Record extracts.
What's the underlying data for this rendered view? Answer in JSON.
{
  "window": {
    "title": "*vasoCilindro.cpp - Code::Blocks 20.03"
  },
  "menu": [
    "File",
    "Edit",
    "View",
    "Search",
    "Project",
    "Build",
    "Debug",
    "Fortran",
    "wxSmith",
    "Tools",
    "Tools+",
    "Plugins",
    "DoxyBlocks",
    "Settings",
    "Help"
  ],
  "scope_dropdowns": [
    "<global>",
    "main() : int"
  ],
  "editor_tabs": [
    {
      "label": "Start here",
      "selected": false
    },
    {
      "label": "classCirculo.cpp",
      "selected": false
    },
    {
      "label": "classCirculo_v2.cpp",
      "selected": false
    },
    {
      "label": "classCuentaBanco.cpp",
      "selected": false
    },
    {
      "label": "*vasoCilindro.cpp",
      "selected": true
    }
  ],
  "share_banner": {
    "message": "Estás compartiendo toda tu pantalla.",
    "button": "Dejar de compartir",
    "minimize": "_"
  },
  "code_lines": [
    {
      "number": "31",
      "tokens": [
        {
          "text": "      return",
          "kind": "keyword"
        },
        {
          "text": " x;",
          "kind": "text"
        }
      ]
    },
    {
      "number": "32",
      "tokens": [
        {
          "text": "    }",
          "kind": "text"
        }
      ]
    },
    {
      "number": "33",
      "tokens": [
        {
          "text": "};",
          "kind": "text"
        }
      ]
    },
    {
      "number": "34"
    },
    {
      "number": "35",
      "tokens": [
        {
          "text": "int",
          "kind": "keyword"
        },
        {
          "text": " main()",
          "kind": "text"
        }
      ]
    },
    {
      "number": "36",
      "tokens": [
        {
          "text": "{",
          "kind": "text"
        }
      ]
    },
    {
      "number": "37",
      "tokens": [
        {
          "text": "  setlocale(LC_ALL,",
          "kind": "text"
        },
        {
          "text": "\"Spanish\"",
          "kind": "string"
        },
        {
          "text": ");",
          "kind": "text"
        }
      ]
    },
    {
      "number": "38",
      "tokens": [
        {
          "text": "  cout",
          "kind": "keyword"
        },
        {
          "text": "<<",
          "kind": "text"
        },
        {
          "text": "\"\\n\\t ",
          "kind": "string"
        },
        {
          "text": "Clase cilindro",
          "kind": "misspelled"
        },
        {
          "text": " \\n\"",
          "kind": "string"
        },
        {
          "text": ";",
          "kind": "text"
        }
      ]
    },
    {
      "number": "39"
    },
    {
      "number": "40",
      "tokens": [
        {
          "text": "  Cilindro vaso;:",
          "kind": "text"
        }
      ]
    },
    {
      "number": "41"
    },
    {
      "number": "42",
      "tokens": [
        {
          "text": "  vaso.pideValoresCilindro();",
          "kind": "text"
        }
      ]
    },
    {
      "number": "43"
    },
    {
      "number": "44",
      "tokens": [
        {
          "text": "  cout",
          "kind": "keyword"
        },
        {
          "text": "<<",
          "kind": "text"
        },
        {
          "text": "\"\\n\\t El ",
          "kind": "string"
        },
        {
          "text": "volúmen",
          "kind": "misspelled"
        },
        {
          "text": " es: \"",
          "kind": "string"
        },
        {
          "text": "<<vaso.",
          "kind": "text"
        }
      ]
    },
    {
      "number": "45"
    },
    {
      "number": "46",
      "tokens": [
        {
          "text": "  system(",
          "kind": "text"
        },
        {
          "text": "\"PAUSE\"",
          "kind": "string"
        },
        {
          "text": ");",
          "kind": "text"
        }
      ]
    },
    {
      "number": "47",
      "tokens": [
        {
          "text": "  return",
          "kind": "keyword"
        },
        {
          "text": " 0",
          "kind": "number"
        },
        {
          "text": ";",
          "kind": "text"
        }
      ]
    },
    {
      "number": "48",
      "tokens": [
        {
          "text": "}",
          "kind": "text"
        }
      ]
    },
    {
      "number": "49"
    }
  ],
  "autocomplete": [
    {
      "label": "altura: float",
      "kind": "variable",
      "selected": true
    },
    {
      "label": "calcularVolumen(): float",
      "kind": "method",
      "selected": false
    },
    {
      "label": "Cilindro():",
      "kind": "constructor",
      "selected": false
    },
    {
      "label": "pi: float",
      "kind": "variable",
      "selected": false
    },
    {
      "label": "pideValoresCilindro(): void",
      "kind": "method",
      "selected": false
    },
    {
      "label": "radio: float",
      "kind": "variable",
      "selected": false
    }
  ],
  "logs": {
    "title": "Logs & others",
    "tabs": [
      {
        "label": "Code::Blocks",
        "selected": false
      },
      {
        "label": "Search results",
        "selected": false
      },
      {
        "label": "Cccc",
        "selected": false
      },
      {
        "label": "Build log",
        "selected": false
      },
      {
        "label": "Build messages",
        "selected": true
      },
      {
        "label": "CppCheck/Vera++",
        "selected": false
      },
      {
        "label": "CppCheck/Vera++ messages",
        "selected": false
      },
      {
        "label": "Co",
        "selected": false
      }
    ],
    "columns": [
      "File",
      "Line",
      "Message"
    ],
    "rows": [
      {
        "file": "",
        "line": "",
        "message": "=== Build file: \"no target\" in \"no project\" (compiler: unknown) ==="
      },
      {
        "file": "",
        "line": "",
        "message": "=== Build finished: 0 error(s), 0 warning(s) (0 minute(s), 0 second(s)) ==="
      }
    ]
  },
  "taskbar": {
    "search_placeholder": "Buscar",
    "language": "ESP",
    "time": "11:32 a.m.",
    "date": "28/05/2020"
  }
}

Written instruction. Your task is to output the full set of records exactly as presented.

Worked solution.
What's the underlying data for this rendered view? Answer in JSON.
{
  "window": {
    "title": "*vasoCilindro.cpp - Code::Blocks 20.03"
  },
  "menu": [
    "File",
    "Edit",
    "View",
    "Search",
    "Project",
    "Build",
    "Debug",
    "Fortran",
    "wxSmith",
    "Tools",
    "Tools+",
    "Plugins",
    "DoxyBlocks",
    "Settings",
    "Help"
  ],
  "scope_dropdowns": [
    "<global>",
    "main() : int"
  ],
  "editor_tabs": [
    {
      "label": "Start here",
      "selected": false
    },
    {
      "label": "classCirculo.cpp",
      "selected": false
    },
    {
      "label": "classCirculo_v2.cpp",
      "selected": false
    },
    {
      "label": "classCuentaBanco.cpp",
      "selected": false
    },
    {
      "label": "*vasoCilindro.cpp",
      "selected": true
    }
  ],
  "share_banner": {
    "message": "Estás compartiendo toda tu pantalla.",
    "button": "Dejar de compartir",
    "minimize": "_"
  },
  "code_lines": [
    {
      "number": "31",
      "tokens": [
        {
          "text": "      return",
          "kind": "keyword"
        },
        {
          "text": " x;",
          "kind": "text"
        }
      ]
    },
    {
      "number": "32",
      "tokens": [
        {
          "text": "    }",
          "kind": "text"
        }
      ]
    },
    {
      "number": "33",
      "tokens": [
        {
          "text": "};",
          "kind": "text"
        }
      ]
    },
    {
      "number": "34"
    },
    {
      "number": "35",
      "tokens": [
        {
          "text": "int",
          "kind": "keyword"
        },
        {
          "text": " main()",
          "kind": "text"
        }
      ]
    },
    {
      "number": "36",
      "tokens": [
        {
          "text": "{",
          "kind": "text"
        }
      ]
    },
    {
      "number": "37",
      "tokens": [
        {
          "text": "  setlocale(LC_ALL,",
          "kind": "text"
        },
        {
          "text": "\"Spanish\"",
          "kind": "string"
        },
        {
          "text": ");",
          "kind": "text"
        }
      ]
    },
    {
      "number": "38",
      "tokens": [
        {
          "text": "  cout",
          "kind": "keyword"
        },
        {
          "text": "<<",
          "kind": "text"
        },
        {
          "text": "\"\\n\\t ",
          "kind": "string"
        },
        {
          "text": "Clase cilindro",
          "kind": "misspelled"
        },
        {
          "text": " \\n\"",
          "kind": "string"
        },
        {
          "text": ";",
          "kind": "text"
        }
      ]
    },
    {
      "number": "39"
    },
    {
      "number": "40",
      "tokens": [
        {
          "text": "  Cilindro vaso;:",
          "kind": "text"
        }
      ]
    },
    {
      "number": "41"
    },
    {
      "number": "42",
      "tokens": [
        {
          "text": "  vaso.pideValoresCilindro();",
          "kind": "text"
        }
      ]
    },
    {
      "number": "43"
    },
    {
      "number": "44",
      "tokens": [
        {
          "text": "  cout",
          "kind": "keyword"
        },
        {
          "text": "<<",
          "kind": "text"
        },
        {
          "text": "\"\\n\\t El ",
          "kind": "string"
        },
        {
          "text": "volúmen",
          "kind": "misspelled"
        },
        {
          "text": " es: \"",
          "kind": "string"
        },
        {
          "text": "<<vaso.",
          "kind": "text"
        }
      ]
    },
    {
      "number": "45"
    },
    {
      "number": "46",
      "tokens": [
        {
          "text": "  system(",
          "kind": "text"
        },
        {
          "text": "\"PAUSE\"",
          "kind": "string"
        },
        {
          "text": ");",
          "kind": "text"
        }
      ]
    },
    {
      "number": "47",
      "tokens": [
        {
          "text": "  return",
          "kind": "keyword"
        },
        {
          "text": " 0",
          "kind": "number"
        },
        {
          "text": ";",
          "kind": "text"
        }
      ]
    },
    {
      "number": "48",
      "tokens": [
        {
          "text": "}",
          "kind": "text"
        }
      ]
    },
    {
      "number": "49"
    }
  ],
  "autocomplete": [
    {
      "label": "altura: float",
      "kind": "variable",
      "selected": true
    },
    {
      "label": "calcularVolumen(): float",
      "kind": "method",
      "selected": false
    },
    {
      "label": "Cilindro():",
      "kind": "constructor",
      "selected": false
    },
    {
      "label": "pi: float",
      "kind": "variable",
      "selected": false
    },
    {
      "label": "pideValoresCilindro(): void",
      "kind": "method",
      "selected": false
    },
    {
      "label": "radio: float",
      "kind": "variable",
      "selected": false
    }
  ],
  "logs": {
    "title": "Logs & others",
    "tabs": [
      {
        "label": "Code::Blocks",
        "selected": false
      },
      {
        "label": "Search results",
        "selected": false
      },
      {
        "label": "Cccc",
        "selected": false
      },
      {
        "label": "Build log",
        "selected": false
      },
      {
        "label": "Build messages",
        "selected": true
      },
      {
        "label": "CppCheck/Vera++",
        "selected": false
      },
      {
        "label": "CppCheck/Vera++ messages",
        "selected": false
      },
      {
        "label": "Co",
        "selected": false
      }
    ],
    "columns": [
      "File",
      "Line",
      "Message"
    ],
    "rows": [
      {
        "file": "",
        "line": "",
        "message": "=== Build file: \"no target\" in \"no project\" (compiler: unknown) ==="
      },
      {
        "file": "",
        "line": "",
        "message": "=== Build finished: 0 error(s), 0 warning(s) (0 minute(s), 0 second(s)) ==="
      }
    ]
  },
  "taskbar": {
    "search_placeholder": "Buscar",
    "language": "ESP",
    "time": "11:32 a.m.",
    "date": "28/05/2020"
  }
}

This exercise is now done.